Some records
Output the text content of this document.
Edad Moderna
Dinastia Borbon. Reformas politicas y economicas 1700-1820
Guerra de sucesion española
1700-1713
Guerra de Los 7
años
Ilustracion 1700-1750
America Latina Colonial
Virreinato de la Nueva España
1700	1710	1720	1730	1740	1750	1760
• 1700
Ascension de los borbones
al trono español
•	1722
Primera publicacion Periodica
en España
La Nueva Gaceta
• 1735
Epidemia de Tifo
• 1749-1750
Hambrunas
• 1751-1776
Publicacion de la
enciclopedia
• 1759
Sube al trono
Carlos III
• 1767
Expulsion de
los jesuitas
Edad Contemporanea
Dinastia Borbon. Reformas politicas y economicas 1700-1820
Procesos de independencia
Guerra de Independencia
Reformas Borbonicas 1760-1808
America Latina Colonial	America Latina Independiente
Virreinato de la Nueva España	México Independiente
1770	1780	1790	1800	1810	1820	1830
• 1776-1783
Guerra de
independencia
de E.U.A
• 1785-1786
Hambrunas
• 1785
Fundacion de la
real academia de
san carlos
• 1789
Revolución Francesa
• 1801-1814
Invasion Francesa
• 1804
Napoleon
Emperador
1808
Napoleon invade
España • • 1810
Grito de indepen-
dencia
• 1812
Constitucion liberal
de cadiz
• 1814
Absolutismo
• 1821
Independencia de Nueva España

Aim:
Working from the listing above, pick out every line that has "Francesa" and copy it.

Final result:
Revolución Francesa
Invasion Francesa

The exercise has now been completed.